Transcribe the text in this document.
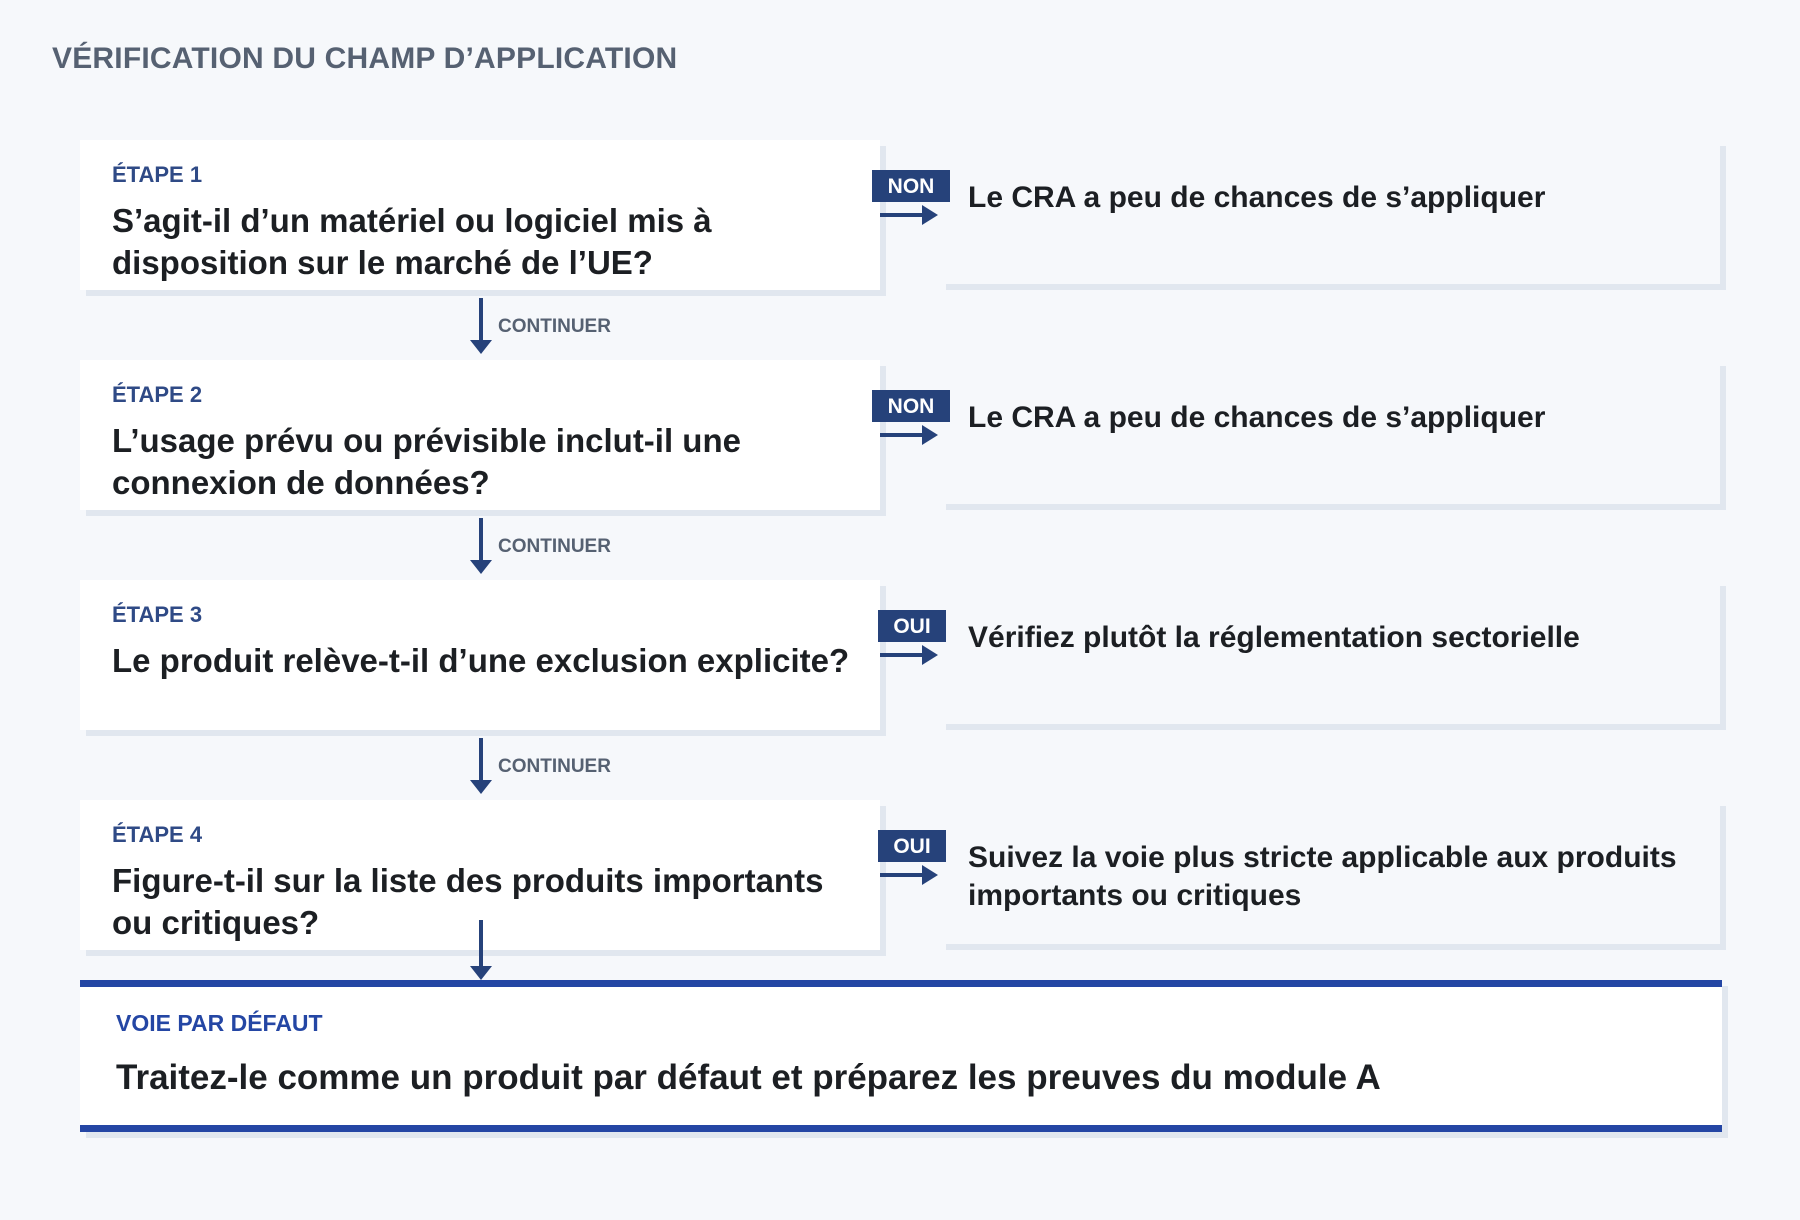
VÉRIFICATION DU CHAMP D’APPLICATION
ÉTAPE 1
S’agit-il d’un matériel ou logiciel mis à disposition sur le marché de l’UE?
NON	Le CRA a peu de chances de s’appliquer
CONTINUER
ÉTAPE 2
L’usage prévu ou prévisible inclut-il une connexion de données?
NON	Le CRA a peu de chances de s’appliquer
CONTINUER
ÉTAPE 3
Le produit relève-t-il d’une exclusion explicite?
OUI	Vérifiez plutôt la réglementation sectorielle
CONTINUER
ÉTAPE 4
Figure-t-il sur la liste des produits importants ou critiques?
OUI	Suivez la voie plus stricte applicable aux produits importants ou critiques
VOIE PAR DÉFAUT
Traitez-le comme un produit par défaut et préparez les preuves du module A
···
Task goal:
Leave the pictures out and reproduce each record exactly as written.

Result:
Transcribe the text in this document.
VÉRIFICATION DU CHAMP D’APPLICATION
ÉTAPE 1
S’agit-il d’un matériel ou logiciel mis à disposition sur le marché de l’UE?
NON	Le CRA a peu de chances de s’appliquer
CONTINUER
ÉTAPE 2
L’usage prévu ou prévisible inclut-il une connexion de données?
NON	Le CRA a peu de chances de s’appliquer
CONTINUER
ÉTAPE 3
Le produit relève-t-il d’une exclusion explicite?
OUI	Vérifiez plutôt la réglementation sectorielle
CONTINUER
ÉTAPE 4
Figure-t-il sur la liste des produits importants ou critiques?
OUI	Suivez la voie plus stricte applicable aux produits importants ou critiques
VOIE PAR DÉFAUT
Traitez-le comme un produit par défaut et préparez les preuves du module A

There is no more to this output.